--- Start ---

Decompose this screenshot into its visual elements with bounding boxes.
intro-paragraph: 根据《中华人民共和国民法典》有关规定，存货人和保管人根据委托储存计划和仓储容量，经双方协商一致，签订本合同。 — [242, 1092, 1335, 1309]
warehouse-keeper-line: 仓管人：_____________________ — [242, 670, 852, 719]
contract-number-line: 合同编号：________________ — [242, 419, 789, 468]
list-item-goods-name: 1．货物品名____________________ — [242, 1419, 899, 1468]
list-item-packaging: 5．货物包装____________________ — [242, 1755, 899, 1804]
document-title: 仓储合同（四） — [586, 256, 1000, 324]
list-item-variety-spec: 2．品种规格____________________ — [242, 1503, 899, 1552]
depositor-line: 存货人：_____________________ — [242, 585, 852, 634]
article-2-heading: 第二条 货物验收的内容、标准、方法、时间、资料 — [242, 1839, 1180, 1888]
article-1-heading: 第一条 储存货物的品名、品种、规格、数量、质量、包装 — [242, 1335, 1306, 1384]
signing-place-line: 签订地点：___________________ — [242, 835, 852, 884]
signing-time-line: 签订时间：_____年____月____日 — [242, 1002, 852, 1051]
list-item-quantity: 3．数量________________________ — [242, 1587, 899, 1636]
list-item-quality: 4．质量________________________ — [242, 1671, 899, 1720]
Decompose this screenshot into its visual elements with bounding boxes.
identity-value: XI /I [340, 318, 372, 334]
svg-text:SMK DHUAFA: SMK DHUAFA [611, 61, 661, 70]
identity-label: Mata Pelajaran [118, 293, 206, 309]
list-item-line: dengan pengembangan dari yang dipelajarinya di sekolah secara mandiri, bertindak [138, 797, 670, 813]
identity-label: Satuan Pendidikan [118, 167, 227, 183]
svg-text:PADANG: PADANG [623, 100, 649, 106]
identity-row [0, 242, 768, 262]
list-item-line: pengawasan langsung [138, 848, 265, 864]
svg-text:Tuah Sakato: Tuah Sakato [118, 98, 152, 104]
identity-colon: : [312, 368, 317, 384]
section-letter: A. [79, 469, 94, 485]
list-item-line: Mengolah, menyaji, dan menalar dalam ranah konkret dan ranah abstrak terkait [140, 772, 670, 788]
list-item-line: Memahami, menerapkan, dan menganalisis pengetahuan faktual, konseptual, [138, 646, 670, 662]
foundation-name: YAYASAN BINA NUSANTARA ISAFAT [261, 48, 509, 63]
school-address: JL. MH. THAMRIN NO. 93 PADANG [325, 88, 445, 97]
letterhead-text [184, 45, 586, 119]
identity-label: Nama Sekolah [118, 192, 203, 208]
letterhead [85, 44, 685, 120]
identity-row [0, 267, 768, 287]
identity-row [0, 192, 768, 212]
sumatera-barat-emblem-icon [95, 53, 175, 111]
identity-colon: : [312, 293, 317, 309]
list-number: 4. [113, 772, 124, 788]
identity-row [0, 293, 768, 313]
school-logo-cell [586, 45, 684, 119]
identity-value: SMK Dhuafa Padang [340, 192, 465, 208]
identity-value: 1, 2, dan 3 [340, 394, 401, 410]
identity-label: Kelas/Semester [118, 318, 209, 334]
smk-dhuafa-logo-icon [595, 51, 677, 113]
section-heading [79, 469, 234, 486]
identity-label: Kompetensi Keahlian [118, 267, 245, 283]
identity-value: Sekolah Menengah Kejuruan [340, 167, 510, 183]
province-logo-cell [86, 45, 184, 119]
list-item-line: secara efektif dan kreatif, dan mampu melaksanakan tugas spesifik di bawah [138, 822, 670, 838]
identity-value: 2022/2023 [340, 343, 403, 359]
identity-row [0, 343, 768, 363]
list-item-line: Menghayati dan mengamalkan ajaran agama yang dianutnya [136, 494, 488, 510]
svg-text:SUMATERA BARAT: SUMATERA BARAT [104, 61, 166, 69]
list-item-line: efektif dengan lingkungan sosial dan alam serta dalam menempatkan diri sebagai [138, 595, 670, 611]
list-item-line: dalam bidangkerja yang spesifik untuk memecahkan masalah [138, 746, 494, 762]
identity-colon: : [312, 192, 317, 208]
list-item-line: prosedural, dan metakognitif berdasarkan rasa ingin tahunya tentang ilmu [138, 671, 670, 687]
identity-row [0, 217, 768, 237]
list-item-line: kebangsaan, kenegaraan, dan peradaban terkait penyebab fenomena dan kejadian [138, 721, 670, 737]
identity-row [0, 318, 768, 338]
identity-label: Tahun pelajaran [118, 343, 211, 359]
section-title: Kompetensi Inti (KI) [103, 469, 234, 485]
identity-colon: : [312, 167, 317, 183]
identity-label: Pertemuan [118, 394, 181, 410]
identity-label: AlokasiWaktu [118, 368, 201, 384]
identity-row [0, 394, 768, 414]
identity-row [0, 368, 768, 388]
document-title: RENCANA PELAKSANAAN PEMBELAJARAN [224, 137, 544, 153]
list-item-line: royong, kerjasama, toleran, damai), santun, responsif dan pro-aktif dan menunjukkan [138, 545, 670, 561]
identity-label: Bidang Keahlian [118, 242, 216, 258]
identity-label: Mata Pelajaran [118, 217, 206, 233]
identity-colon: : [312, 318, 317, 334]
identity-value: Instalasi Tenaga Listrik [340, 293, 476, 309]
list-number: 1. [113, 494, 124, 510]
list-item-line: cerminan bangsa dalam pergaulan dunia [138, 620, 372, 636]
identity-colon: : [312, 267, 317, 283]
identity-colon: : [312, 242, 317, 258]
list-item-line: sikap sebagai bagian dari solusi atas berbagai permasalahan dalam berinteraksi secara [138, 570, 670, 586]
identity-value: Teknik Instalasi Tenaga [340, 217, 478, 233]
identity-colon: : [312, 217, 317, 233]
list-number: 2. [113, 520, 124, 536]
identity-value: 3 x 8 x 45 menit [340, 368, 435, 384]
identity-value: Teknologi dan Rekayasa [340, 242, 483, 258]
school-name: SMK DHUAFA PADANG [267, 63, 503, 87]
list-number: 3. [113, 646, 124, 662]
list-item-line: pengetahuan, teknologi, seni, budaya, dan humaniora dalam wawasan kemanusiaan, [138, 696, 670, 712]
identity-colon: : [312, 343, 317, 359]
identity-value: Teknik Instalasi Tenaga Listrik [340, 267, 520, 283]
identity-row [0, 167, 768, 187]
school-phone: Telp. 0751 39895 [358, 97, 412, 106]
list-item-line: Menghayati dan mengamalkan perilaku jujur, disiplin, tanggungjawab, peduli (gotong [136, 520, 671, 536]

--- End ---

__Aim__. Copy the rows from the first one through the row containing "document-title: 仓储合同（四） —", substituting "保管人" for "仓管人" and leaving everything else unchanged.

__Full solution__.
Decompose this screenshot into its visual elements with bounding boxes.
intro-paragraph: 根据《中华人民共和国民法典》有关规定，存货人和保管人根据委托储存计划和仓储容量，经双方协商一致，签订本合同。 — [242, 1092, 1335, 1309]
warehouse-keeper-line: 保管人：_____________________ — [242, 670, 852, 719]
contract-number-line: 合同编号：________________ — [242, 419, 789, 468]
list-item-goods-name: 1．货物品名____________________ — [242, 1419, 899, 1468]
list-item-packaging: 5．货物包装____________________ — [242, 1755, 899, 1804]
document-title: 仓储合同（四） — [586, 256, 1000, 324]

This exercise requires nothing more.